Can you quote the records below in full, word for word?

╔══

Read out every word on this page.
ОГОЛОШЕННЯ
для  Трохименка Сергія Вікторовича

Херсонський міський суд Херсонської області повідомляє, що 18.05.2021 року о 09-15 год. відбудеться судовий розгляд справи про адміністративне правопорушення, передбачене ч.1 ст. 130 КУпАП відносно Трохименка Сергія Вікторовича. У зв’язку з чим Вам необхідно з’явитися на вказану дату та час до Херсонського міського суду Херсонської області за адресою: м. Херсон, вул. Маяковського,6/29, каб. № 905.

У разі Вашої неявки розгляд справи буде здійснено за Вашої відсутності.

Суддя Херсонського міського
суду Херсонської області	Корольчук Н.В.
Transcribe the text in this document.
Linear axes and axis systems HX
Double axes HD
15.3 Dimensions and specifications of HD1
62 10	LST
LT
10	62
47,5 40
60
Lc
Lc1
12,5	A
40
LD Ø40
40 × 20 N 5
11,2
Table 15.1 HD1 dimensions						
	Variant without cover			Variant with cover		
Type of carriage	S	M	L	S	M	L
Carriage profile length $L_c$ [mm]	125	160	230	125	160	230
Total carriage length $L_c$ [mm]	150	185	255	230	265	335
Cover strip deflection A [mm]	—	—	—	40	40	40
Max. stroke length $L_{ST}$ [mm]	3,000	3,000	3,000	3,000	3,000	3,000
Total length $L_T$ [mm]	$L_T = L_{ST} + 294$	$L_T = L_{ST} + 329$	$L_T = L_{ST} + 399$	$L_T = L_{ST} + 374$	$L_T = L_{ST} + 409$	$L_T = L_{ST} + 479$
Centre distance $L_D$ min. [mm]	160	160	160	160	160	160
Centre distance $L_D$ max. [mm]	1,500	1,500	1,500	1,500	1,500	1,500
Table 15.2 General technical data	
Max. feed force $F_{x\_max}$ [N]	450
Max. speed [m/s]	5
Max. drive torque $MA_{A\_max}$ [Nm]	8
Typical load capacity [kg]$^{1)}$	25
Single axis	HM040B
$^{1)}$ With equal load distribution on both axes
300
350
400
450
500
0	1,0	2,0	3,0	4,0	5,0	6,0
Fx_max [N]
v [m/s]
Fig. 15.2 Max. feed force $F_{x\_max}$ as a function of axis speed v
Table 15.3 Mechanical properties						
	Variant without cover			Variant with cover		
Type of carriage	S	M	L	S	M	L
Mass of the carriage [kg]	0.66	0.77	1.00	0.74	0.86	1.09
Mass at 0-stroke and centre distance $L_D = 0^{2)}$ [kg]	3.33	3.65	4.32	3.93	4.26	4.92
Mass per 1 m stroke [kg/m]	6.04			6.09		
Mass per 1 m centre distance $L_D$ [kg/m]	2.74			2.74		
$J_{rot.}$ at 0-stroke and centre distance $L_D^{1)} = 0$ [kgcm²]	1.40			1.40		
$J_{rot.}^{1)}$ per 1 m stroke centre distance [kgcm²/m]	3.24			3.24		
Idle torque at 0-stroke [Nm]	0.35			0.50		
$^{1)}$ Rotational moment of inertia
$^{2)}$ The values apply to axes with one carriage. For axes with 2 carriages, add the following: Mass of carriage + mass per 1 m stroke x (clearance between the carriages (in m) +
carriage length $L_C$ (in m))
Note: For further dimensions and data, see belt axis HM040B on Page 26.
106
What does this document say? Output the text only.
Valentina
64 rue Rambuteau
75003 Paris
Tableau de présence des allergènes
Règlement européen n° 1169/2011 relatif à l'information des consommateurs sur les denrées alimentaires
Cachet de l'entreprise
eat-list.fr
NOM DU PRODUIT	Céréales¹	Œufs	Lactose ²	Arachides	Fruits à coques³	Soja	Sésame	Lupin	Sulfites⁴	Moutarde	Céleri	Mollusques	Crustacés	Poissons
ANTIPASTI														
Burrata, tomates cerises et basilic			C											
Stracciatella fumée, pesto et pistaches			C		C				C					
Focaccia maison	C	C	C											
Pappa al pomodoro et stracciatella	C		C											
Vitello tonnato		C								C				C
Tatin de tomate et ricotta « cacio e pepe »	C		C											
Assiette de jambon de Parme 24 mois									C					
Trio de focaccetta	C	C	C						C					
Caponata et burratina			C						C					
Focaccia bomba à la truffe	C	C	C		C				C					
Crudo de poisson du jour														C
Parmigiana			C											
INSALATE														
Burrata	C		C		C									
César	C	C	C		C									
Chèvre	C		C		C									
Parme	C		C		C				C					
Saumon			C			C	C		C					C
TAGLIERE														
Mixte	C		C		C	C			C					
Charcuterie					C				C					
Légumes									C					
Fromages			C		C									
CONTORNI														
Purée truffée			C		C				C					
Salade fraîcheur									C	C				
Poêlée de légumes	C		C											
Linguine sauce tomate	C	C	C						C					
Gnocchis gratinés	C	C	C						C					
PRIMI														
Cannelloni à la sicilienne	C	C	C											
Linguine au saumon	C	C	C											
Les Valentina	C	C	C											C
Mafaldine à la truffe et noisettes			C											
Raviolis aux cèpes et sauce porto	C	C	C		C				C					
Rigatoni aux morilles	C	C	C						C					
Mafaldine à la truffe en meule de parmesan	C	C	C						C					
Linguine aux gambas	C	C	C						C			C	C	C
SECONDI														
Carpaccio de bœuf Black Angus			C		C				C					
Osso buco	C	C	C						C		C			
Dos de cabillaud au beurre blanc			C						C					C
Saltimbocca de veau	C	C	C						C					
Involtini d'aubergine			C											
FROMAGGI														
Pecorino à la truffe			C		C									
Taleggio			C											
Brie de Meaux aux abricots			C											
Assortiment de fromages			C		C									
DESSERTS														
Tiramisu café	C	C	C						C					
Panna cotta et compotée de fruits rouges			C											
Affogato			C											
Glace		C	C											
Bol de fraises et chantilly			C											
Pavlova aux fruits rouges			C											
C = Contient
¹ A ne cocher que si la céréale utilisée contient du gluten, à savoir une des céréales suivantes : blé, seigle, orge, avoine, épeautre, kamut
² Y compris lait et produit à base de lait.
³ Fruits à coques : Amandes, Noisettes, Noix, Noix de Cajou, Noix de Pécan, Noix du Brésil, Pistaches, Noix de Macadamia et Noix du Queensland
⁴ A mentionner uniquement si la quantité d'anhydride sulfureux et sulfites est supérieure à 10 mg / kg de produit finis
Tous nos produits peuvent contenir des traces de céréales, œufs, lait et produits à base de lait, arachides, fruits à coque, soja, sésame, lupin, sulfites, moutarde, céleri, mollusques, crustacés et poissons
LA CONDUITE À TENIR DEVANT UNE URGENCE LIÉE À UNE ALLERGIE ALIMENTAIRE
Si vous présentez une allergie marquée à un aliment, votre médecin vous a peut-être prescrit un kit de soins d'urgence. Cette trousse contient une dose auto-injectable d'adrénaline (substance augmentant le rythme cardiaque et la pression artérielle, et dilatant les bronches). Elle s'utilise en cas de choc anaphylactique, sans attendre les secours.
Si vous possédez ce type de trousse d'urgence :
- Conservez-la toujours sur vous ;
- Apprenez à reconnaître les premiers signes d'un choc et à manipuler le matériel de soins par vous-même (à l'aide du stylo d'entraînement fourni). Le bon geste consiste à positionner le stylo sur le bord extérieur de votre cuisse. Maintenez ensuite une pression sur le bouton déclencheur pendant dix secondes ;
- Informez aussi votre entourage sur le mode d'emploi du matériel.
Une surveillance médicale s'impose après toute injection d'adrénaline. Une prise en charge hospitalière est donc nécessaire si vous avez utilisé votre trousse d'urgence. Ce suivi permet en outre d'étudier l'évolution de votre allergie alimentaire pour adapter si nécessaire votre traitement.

╚══

Answer to this task
Read out every word on this page.
ОГОЛОШЕННЯ
для  Трохименка Сергія Вікторовича

Херсонський міський суд Херсонської області повідомляє, що 18.05.2021 року о 09-15 год. відбудеться судовий розгляд справи про адміністративне правопорушення, передбачене ч.1 ст. 130 КУпАП відносно Трохименка Сергія Вікторовича. У зв’язку з чим Вам необхідно з’явитися на вказану дату та час до Херсонського міського суду Херсонської області за адресою: м. Херсон, вул. Маяковського,6/29, каб. № 905.

У разі Вашої неявки розгляд справи буде здійснено за Вашої відсутності.

Суддя Херсонського міського
суду Херсонської області	Корольчук Н.В.
Transcribe the text in this document.
Linear axes and axis systems HX
Double axes HD
15.3 Dimensions and specifications of HD1
62 10	LST
LT
10	62
47,5 40
60
Lc
Lc1
12,5	A
40
LD Ø40
40 × 20 N 5
11,2
Table 15.1 HD1 dimensions						
	Variant without cover			Variant with cover		
Type of carriage	S	M	L	S	M	L
Carriage profile length $L_c$ [mm]	125	160	230	125	160	230
Total carriage length $L_c$ [mm]	150	185	255	230	265	335
Cover strip deflection A [mm]	—	—	—	40	40	40
Max. stroke length $L_{ST}$ [mm]	3,000	3,000	3,000	3,000	3,000	3,000
Total length $L_T$ [mm]	$L_T = L_{ST} + 294$	$L_T = L_{ST} + 329$	$L_T = L_{ST} + 399$	$L_T = L_{ST} + 374$	$L_T = L_{ST} + 409$	$L_T = L_{ST} + 479$
Centre distance $L_D$ min. [mm]	160	160	160	160	160	160
Centre distance $L_D$ max. [mm]	1,500	1,500	1,500	1,500	1,500	1,500
Table 15.2 General technical data	
Max. feed force $F_{x\_max}$ [N]	450
Max. speed [m/s]	5
Max. drive torque $MA_{A\_max}$ [Nm]	8
Typical load capacity [kg]$^{1)}$	25
Single axis	HM040B
$^{1)}$ With equal load distribution on both axes
300
350
400
450
500
0	1,0	2,0	3,0	4,0	5,0	6,0
Fx_max [N]
v [m/s]
Fig. 15.2 Max. feed force $F_{x\_max}$ as a function of axis speed v
Table 15.3 Mechanical properties						
	Variant without cover			Variant with cover		
Type of carriage	S	M	L	S	M	L
Mass of the carriage [kg]	0.66	0.77	1.00	0.74	0.86	1.09
Mass at 0-stroke and centre distance $L_D = 0^{2)}$ [kg]	3.33	3.65	4.32	3.93	4.26	4.92
Mass per 1 m stroke [kg/m]	6.04			6.09		
Mass per 1 m centre distance $L_D$ [kg/m]	2.74			2.74		
$J_{rot.}$ at 0-stroke and centre distance $L_D^{1)} = 0$ [kgcm²]	1.40			1.40		
$J_{rot.}^{1)}$ per 1 m stroke centre distance [kgcm²/m]	3.24			3.24		
Idle torque at 0-stroke [Nm]	0.35			0.50		
$^{1)}$ Rotational moment of inertia
$^{2)}$ The values apply to axes with one carriage. For axes with 2 carriages, add the following: Mass of carriage + mass per 1 m stroke x (clearance between the carriages (in m) +
carriage length $L_C$ (in m))
Note: For further dimensions and data, see belt axis HM040B on Page 26.
106
What does this document say? Output the text only.
Valentina
64 rue Rambuteau
75003 Paris
Tableau de présence des allergènes
Règlement européen n° 1169/2011 relatif à l'information des consommateurs sur les denrées alimentaires
Cachet de l'entreprise
eat-list.fr
NOM DU PRODUIT	Céréales¹	Œufs	Lactose ²	Arachides	Fruits à coques³	Soja	Sésame	Lupin	Sulfites⁴	Moutarde	Céleri	Mollusques	Crustacés	Poissons
ANTIPASTI														
Burrata, tomates cerises et basilic			C											
Stracciatella fumée, pesto et pistaches			C		C				C					
Focaccia maison	C	C	C											
Pappa al pomodoro et stracciatella	C		C											
Vitello tonnato		C								C				C
Tatin de tomate et ricotta « cacio e pepe »	C		C											
Assiette de jambon de Parme 24 mois									C					
Trio de focaccetta	C	C	C						C					
Caponata et burratina			C						C					
Focaccia bomba à la truffe	C	C	C		C				C					
Crudo de poisson du jour														C
Parmigiana			C											
INSALATE														
Burrata	C		C		C									
César	C	C	C		C									
Chèvre	C		C		C									
Parme	C		C		C				C					
Saumon			C			C	C		C					C
TAGLIERE														
Mixte	C		C		C	C			C					
Charcuterie					C				C					
Légumes									C					
Fromages			C		C									
CONTORNI														
Purée truffée			C		C				C					
Salade fraîcheur									C	C				
Poêlée de légumes	C		C											
Linguine sauce tomate	C	C	C						C					
Gnocchis gratinés	C	C	C						C					
PRIMI														
Cannelloni à la sicilienne	C	C	C											
Linguine au saumon	C	C	C											
Les Valentina	C	C	C											C
Mafaldine à la truffe et noisettes			C											
Raviolis aux cèpes et sauce porto	C	C	C		C				C					
Rigatoni aux morilles	C	C	C						C					
Mafaldine à la truffe en meule de parmesan	C	C	C						C					
Linguine aux gambas	C	C	C						C			C	C	C
SECONDI														
Carpaccio de bœuf Black Angus			C		C				C					
Osso buco	C	C	C						C		C			
Dos de cabillaud au beurre blanc			C						C					C
Saltimbocca de veau	C	C	C						C					
Involtini d'aubergine			C											
FROMAGGI														
Pecorino à la truffe			C		C									
Taleggio			C											
Brie de Meaux aux abricots			C											
Assortiment de fromages			C		C									
DESSERTS														
Tiramisu café	C	C	C						C					
Panna cotta et compotée de fruits rouges			C											
Affogato			C											
Glace		C	C											
Bol de fraises et chantilly			C											
Pavlova aux fruits rouges			C											
C = Contient
¹ A ne cocher que si la céréale utilisée contient du gluten, à savoir une des céréales suivantes : blé, seigle, orge, avoine, épeautre, kamut
² Y compris lait et produit à base de lait.
³ Fruits à coques : Amandes, Noisettes, Noix, Noix de Cajou, Noix de Pécan, Noix du Brésil, Pistaches, Noix de Macadamia et Noix du Queensland
⁴ A mentionner uniquement si la quantité d'anhydride sulfureux et sulfites est supérieure à 10 mg / kg de produit finis
Tous nos produits peuvent contenir des traces de céréales, œufs, lait et produits à base de lait, arachides, fruits à coque, soja, sésame, lupin, sulfites, moutarde, céleri, mollusques, crustacés et poissons
LA CONDUITE À TENIR DEVANT UNE URGENCE LIÉE À UNE ALLERGIE ALIMENTAIRE
Si vous présentez une allergie marquée à un aliment, votre médecin vous a peut-être prescrit un kit de soins d'urgence. Cette trousse contient une dose auto-injectable d'adrénaline (substance augmentant le rythme cardiaque et la pression artérielle, et dilatant les bronches). Elle s'utilise en cas de choc anaphylactique, sans attendre les secours.
Si vous possédez ce type de trousse d'urgence :
- Conservez-la toujours sur vous ;
- Apprenez à reconnaître les premiers signes d'un choc et à manipuler le matériel de soins par vous-même (à l'aide du stylo d'entraînement fourni). Le bon geste consiste à positionner le stylo sur le bord extérieur de votre cuisse. Maintenez ensuite une pression sur le bouton déclencheur pendant dix secondes ;
- Informez aussi votre entourage sur le mode d'emploi du matériel.
Une surveillance médicale s'impose après toute injection d'adrénaline. Une prise en charge hospitalière est donc nécessaire si vous avez utilisé votre trousse d'urgence. Ce suivi permet en outre d'étudier l'évolution de votre allergie alimentaire pour adapter si nécessaire votre traitement.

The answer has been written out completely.